Part of a data file:
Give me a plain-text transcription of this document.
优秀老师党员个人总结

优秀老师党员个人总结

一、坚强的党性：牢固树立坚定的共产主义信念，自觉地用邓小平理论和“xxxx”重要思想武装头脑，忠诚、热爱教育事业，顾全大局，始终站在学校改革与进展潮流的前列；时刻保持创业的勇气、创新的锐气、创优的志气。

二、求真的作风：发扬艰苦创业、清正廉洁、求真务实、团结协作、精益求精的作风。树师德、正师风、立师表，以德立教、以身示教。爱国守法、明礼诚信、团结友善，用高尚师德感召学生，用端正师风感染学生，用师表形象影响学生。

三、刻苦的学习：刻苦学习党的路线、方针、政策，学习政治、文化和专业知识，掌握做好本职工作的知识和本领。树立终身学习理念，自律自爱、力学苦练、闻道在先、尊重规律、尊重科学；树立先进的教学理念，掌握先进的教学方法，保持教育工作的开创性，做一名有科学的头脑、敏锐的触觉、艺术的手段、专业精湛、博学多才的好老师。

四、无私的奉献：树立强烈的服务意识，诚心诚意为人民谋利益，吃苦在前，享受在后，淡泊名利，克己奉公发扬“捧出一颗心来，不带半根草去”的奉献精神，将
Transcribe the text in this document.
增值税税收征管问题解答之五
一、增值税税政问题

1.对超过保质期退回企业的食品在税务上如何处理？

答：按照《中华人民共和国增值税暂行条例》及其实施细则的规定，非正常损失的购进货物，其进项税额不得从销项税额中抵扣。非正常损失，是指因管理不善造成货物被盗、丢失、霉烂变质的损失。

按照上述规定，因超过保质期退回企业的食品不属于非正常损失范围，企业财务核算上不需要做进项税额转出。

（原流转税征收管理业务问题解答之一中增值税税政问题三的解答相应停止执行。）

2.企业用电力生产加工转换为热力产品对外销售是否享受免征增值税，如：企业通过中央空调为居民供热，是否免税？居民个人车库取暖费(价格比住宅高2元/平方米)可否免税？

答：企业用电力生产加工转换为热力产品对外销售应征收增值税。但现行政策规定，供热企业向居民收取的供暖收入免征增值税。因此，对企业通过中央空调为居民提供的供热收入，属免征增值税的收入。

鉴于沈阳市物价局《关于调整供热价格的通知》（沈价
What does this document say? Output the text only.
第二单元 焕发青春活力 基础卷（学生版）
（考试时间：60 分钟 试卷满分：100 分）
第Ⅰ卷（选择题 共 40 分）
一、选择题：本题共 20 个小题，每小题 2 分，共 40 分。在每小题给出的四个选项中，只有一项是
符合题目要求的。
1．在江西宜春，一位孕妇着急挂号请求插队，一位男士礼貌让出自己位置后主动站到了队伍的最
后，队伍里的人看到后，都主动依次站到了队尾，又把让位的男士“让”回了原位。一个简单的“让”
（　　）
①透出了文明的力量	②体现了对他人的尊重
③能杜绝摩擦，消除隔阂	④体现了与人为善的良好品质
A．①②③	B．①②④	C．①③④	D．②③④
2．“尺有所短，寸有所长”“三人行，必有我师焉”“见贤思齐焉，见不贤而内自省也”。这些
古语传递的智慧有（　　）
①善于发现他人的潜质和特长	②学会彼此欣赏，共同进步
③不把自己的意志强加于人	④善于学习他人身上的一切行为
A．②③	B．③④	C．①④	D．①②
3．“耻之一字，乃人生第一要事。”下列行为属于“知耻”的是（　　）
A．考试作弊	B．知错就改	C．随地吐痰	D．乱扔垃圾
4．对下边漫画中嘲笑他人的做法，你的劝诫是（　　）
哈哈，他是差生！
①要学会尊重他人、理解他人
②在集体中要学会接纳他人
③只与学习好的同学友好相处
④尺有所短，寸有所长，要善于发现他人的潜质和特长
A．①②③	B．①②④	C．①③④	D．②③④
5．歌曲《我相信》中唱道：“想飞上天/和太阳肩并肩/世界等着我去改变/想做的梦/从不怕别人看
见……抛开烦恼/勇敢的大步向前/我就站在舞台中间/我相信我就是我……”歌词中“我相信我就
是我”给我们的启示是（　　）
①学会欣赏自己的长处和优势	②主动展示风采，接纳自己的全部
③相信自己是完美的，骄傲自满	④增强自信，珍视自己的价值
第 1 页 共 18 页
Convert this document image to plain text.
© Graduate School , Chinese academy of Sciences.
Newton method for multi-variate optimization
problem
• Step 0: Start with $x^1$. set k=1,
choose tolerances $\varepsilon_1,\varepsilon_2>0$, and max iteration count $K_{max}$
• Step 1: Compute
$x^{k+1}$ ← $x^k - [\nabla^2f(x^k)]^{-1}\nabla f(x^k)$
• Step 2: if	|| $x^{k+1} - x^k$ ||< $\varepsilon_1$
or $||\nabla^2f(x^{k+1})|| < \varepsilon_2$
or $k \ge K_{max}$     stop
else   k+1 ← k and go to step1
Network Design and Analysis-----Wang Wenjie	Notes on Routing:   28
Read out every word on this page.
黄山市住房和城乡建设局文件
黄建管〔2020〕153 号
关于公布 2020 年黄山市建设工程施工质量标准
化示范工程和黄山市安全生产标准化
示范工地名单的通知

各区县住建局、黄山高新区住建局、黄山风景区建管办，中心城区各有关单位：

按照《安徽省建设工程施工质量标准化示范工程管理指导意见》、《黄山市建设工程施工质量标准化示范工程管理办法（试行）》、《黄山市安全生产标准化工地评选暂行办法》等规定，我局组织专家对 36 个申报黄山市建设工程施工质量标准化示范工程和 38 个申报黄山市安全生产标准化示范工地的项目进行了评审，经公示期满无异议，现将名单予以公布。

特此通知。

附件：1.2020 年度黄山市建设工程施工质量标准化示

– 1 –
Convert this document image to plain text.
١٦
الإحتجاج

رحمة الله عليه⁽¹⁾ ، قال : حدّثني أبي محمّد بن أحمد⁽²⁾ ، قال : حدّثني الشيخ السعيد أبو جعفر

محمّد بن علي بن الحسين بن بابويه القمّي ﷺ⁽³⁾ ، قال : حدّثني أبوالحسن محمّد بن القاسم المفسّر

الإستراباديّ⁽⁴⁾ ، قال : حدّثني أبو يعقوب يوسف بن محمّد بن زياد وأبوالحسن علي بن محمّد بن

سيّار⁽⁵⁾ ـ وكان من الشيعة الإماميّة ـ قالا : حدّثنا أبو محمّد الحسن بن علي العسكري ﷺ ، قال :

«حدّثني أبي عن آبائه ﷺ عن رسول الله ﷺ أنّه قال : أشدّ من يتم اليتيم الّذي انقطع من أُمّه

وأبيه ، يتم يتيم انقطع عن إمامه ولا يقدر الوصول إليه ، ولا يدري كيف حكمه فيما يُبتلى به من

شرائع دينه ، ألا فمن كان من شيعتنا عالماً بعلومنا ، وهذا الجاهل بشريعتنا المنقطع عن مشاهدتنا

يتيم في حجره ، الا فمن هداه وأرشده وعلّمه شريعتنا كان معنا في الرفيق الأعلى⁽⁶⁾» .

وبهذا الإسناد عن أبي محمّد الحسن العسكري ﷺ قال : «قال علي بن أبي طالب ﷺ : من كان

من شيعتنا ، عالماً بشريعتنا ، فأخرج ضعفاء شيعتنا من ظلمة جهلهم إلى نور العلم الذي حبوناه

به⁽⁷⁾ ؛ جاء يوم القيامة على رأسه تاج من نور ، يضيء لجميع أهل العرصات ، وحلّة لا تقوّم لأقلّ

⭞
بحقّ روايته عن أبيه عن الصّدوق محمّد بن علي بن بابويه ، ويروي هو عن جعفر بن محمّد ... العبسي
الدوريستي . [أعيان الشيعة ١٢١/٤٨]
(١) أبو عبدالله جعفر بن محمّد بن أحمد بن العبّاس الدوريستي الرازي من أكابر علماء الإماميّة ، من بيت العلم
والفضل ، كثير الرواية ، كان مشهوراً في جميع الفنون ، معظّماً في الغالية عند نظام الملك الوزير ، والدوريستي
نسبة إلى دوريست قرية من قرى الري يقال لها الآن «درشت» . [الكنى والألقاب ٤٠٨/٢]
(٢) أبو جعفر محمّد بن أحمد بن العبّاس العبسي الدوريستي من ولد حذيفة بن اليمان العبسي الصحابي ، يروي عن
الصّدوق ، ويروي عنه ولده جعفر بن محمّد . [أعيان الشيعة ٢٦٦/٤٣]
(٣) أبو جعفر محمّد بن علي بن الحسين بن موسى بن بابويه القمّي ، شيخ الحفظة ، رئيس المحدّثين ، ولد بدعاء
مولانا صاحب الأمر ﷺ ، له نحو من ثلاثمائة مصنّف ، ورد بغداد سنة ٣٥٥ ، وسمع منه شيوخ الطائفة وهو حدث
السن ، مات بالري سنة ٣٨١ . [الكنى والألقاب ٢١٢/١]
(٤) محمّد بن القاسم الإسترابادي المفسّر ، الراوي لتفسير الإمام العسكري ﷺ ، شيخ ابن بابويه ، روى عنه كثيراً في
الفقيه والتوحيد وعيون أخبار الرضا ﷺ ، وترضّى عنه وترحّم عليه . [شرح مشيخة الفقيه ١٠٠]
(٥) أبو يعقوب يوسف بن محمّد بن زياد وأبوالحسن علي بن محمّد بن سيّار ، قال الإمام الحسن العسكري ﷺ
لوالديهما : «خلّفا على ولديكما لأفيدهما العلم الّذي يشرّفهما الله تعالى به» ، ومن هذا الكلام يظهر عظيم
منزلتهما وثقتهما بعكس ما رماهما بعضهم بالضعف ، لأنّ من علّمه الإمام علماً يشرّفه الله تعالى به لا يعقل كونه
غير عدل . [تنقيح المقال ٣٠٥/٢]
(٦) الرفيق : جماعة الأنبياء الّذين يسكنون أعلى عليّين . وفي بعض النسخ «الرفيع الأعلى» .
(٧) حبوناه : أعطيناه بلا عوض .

AIM OF THE EXERCISE → Provide only the count of lines in the material above that hold the word "nabla".

EXERCISE OUTPUT → 2